#### Set task:
Repeat every line below exactly as it reads.

#### Records to process:
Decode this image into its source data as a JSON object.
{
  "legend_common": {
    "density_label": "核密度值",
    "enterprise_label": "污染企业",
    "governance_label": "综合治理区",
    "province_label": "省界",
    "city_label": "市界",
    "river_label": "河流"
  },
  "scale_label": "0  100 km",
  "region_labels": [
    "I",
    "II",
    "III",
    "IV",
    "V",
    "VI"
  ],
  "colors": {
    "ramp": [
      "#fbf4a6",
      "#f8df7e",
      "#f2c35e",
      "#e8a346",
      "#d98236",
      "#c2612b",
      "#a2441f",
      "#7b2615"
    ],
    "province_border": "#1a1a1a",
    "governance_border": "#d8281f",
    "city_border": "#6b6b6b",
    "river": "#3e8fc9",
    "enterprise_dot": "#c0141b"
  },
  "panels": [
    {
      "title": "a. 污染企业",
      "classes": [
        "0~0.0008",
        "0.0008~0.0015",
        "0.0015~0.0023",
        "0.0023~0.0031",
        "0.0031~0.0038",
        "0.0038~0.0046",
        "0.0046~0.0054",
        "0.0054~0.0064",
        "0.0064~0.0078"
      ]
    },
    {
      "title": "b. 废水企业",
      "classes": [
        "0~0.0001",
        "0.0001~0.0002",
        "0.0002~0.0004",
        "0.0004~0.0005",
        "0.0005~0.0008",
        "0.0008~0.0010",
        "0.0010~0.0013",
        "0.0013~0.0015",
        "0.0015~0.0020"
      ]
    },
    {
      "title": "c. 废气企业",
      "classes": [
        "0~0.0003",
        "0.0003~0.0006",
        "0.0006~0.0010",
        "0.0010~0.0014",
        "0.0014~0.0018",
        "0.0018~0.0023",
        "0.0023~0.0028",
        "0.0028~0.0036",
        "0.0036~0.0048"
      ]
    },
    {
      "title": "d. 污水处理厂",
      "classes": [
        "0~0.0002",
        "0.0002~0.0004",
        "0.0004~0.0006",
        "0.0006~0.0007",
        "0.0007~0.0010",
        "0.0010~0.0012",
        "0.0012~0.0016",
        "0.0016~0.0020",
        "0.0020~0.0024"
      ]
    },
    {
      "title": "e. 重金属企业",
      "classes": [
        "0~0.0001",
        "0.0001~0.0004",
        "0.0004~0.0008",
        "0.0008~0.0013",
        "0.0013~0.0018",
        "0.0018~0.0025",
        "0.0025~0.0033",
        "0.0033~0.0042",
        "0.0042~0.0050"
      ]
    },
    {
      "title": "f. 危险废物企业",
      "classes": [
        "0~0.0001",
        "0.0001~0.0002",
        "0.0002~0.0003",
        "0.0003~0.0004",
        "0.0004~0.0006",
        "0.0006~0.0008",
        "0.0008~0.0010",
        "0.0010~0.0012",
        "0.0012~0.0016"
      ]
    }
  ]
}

#### Solution to this exercise:
Decode this image into its source data as a JSON object.
{
  "legend_common": {
    "density_label": "核密度值",
    "enterprise_label": "污染企业",
    "governance_label": "综合治理区",
    "province_label": "省界",
    "city_label": "市界",
    "river_label": "河流"
  },
  "scale_label": "0  100 km",
  "region_labels": [
    "I",
    "II",
    "III",
    "IV",
    "V",
    "VI"
  ],
  "colors": {
    "ramp": [
      "#fbf4a6",
      "#f8df7e",
      "#f2c35e",
      "#e8a346",
      "#d98236",
      "#c2612b",
      "#a2441f",
      "#7b2615"
    ],
    "province_border": "#1a1a1a",
    "governance_border": "#d8281f",
    "city_border": "#6b6b6b",
    "river": "#3e8fc9",
    "enterprise_dot": "#c0141b"
  },
  "panels": [
    {
      "title": "a. 污染企业",
      "classes": [
        "0~0.0008",
        "0.0008~0.0015",
        "0.0015~0.0023",
        "0.0023~0.0031",
        "0.0031~0.0038",
        "0.0038~0.0046",
        "0.0046~0.0054",
        "0.0054~0.0064",
        "0.0064~0.0078"
      ]
    },
    {
      "title": "b. 废水企业",
      "classes": [
        "0~0.0001",
        "0.0001~0.0002",
        "0.0002~0.0004",
        "0.0004~0.0005",
        "0.0005~0.0008",
        "0.0008~0.0010",
        "0.0010~0.0013",
        "0.0013~0.0015",
        "0.0015~0.0020"
      ]
    },
    {
      "title": "c. 废气企业",
      "classes": [
        "0~0.0003",
        "0.0003~0.0006",
        "0.0006~0.0010",
        "0.0010~0.0014",
        "0.0014~0.0018",
        "0.0018~0.0023",
        "0.0023~0.0028",
        "0.0028~0.0036",
        "0.0036~0.0048"
      ]
    },
    {
      "title": "d. 污水处理厂",
      "classes": [
        "0~0.0002",
        "0.0002~0.0004",
        "0.0004~0.0006",
        "0.0006~0.0007",
        "0.0007~0.0010",
        "0.0010~0.0012",
        "0.0012~0.0016",
        "0.0016~0.0020",
        "0.0020~0.0024"
      ]
    },
    {
      "title": "e. 重金属企业",
      "classes": [
        "0~0.0001",
        "0.0001~0.0004",
        "0.0004~0.0008",
        "0.0008~0.0013",
        "0.0013~0.0018",
        "0.0018~0.0025",
        "0.0025~0.0033",
        "0.0033~0.0042",
        "0.0042~0.0050"
      ]
    },
    {
      "title": "f. 危险废物企业",
      "classes": [
        "0~0.0001",
        "0.0001~0.0002",
        "0.0002~0.0003",
        "0.0003~0.0004",
        "0.0004~0.0006",
        "0.0006~0.0008",
        "0.0008~0.0010",
        "0.0010~0.0012",
        "0.0012~0.0016"
      ]
    }
  ]
}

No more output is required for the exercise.